EXERCISE DIRECTIONS: Among the lines below, how many carry the string "watermark"? Reply with a number and nothing else.

## begin

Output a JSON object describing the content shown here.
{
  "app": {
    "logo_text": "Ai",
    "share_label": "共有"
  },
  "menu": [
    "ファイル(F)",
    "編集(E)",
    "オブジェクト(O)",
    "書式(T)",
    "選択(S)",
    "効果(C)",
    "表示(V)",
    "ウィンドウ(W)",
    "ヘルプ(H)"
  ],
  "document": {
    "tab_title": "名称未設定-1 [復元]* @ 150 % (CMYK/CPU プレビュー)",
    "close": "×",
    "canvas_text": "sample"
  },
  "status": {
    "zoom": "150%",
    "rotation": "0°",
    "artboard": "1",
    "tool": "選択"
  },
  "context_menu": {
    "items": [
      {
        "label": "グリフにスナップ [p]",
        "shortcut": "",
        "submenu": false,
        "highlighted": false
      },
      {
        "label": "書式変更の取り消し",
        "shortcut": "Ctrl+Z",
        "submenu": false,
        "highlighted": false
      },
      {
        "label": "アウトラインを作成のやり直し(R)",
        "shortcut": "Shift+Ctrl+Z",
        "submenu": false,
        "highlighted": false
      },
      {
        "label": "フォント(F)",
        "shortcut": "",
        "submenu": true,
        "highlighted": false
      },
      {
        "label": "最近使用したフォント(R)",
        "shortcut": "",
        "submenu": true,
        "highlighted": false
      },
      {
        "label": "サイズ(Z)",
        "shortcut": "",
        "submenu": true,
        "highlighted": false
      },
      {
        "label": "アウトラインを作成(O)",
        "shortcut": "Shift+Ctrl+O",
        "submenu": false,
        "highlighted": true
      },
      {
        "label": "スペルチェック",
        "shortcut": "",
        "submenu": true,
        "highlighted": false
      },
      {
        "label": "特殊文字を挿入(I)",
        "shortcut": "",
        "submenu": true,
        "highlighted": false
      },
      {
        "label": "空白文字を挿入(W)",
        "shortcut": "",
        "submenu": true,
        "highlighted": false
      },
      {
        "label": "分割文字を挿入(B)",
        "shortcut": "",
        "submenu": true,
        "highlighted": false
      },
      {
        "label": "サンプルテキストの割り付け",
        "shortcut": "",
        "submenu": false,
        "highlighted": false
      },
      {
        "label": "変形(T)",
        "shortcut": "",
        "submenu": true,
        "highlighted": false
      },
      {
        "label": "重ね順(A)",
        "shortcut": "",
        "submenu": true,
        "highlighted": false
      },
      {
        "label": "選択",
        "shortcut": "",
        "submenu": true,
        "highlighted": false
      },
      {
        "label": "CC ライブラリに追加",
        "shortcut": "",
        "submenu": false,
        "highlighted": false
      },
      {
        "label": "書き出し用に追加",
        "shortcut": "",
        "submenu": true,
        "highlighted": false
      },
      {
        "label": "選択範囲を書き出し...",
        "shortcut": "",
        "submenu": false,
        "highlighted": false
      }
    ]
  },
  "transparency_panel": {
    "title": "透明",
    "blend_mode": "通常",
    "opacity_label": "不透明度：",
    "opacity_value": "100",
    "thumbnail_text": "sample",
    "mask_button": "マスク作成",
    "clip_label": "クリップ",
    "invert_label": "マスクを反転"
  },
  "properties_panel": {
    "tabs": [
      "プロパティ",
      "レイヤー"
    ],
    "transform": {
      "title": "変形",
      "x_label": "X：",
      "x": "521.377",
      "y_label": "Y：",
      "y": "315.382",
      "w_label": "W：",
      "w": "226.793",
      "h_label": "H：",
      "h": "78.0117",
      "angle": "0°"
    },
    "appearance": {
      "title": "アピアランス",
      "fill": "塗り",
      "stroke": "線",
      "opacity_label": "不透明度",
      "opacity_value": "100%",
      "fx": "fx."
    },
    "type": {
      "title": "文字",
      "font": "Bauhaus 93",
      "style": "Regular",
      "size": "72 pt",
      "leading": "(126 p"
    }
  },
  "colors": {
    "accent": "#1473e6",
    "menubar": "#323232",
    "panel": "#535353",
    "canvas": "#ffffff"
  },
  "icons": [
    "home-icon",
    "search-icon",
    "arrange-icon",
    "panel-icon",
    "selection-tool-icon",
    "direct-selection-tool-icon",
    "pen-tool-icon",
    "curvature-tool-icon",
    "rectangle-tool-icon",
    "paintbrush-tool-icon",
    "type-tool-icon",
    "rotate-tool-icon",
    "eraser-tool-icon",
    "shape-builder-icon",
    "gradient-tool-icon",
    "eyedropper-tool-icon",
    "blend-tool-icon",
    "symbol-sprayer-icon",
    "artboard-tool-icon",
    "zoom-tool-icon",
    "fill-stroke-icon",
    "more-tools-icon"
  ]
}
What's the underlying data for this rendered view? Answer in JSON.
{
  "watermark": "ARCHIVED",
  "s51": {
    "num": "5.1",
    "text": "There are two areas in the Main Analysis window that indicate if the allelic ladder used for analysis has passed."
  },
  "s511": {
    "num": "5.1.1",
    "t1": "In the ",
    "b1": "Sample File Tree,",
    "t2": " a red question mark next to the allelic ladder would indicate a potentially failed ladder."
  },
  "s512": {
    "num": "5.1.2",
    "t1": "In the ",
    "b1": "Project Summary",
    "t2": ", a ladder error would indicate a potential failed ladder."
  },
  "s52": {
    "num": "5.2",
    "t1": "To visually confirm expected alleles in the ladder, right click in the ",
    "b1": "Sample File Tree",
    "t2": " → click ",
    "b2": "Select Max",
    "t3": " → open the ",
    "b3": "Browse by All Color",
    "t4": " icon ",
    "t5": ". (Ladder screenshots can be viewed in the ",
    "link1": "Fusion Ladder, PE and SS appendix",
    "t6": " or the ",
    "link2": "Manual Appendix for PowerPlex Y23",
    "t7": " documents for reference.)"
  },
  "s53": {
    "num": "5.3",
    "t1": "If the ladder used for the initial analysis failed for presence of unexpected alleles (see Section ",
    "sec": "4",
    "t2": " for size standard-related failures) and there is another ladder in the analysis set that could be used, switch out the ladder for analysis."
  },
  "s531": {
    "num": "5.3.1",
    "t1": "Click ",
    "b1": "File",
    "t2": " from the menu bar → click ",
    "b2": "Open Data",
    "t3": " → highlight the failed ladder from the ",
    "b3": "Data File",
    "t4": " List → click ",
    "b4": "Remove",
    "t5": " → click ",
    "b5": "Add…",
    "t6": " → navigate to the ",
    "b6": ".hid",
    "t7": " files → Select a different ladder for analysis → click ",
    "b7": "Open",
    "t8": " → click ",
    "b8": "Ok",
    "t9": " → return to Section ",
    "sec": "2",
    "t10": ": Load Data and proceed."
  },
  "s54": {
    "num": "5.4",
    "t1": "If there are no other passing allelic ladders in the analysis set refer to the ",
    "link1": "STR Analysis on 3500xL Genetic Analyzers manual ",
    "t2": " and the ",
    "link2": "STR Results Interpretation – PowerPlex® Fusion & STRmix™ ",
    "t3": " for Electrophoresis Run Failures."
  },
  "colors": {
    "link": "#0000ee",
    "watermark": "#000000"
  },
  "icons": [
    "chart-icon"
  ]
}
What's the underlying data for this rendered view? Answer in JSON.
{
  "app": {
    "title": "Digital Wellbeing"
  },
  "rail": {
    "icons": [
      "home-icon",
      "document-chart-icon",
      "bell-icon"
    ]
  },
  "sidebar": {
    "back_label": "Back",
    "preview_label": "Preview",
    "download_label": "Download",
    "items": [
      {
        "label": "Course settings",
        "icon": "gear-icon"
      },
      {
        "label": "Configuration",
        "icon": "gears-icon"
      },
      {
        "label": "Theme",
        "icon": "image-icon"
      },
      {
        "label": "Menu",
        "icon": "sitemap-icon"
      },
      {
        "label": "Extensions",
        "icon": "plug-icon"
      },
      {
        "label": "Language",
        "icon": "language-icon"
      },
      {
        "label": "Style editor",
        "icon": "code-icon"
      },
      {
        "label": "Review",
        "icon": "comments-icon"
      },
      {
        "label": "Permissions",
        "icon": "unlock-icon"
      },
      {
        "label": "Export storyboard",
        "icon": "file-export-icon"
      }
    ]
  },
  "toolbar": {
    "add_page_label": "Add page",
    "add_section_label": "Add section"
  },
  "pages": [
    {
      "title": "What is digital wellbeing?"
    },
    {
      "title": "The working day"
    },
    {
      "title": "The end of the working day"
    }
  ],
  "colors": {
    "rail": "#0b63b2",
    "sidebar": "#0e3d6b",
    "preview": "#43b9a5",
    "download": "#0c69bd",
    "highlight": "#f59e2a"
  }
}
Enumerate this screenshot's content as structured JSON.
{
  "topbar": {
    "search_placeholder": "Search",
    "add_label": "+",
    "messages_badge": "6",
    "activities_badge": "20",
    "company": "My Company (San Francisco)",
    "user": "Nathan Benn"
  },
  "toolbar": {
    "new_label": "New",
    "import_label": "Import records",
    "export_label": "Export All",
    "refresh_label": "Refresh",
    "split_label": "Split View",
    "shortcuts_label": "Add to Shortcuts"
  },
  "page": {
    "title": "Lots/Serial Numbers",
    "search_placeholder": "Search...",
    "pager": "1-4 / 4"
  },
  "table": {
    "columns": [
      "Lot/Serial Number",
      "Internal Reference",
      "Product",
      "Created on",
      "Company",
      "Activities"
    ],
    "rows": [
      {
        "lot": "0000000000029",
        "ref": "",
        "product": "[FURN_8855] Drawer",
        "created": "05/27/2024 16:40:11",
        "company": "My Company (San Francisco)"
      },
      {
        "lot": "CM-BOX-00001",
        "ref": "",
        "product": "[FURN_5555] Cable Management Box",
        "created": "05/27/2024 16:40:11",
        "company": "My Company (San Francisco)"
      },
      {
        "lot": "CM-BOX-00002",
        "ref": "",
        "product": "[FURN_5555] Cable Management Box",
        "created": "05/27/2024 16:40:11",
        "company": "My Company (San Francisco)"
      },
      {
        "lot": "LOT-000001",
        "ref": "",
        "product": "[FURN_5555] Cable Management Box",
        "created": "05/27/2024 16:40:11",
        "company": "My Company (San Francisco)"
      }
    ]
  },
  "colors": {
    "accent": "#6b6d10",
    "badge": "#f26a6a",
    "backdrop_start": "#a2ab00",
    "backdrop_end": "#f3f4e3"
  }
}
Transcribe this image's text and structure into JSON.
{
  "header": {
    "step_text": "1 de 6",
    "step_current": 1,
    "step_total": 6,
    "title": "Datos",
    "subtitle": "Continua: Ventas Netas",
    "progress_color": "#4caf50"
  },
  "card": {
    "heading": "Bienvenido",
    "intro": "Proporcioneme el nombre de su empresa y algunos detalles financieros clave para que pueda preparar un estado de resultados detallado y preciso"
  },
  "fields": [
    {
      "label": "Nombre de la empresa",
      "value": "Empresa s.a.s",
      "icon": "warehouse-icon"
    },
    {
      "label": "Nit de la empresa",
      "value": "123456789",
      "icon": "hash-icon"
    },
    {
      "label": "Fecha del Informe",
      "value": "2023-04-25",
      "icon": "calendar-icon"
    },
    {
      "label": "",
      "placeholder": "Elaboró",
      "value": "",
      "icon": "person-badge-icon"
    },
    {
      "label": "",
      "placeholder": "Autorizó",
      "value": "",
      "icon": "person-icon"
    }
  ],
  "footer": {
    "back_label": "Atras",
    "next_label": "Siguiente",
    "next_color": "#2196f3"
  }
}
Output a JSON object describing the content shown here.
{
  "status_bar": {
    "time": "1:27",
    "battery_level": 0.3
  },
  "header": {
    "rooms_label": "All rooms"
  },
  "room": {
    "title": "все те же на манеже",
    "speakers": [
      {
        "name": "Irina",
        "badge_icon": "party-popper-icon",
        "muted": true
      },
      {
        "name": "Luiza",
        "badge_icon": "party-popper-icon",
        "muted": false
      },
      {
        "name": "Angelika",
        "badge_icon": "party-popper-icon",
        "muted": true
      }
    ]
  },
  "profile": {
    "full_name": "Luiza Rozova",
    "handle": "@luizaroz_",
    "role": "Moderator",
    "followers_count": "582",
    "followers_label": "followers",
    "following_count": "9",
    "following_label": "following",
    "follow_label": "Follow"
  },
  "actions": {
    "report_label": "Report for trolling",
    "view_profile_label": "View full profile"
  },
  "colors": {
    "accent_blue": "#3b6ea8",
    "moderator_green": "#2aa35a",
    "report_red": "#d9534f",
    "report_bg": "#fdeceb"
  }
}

## end

TASK SOLUTION: 2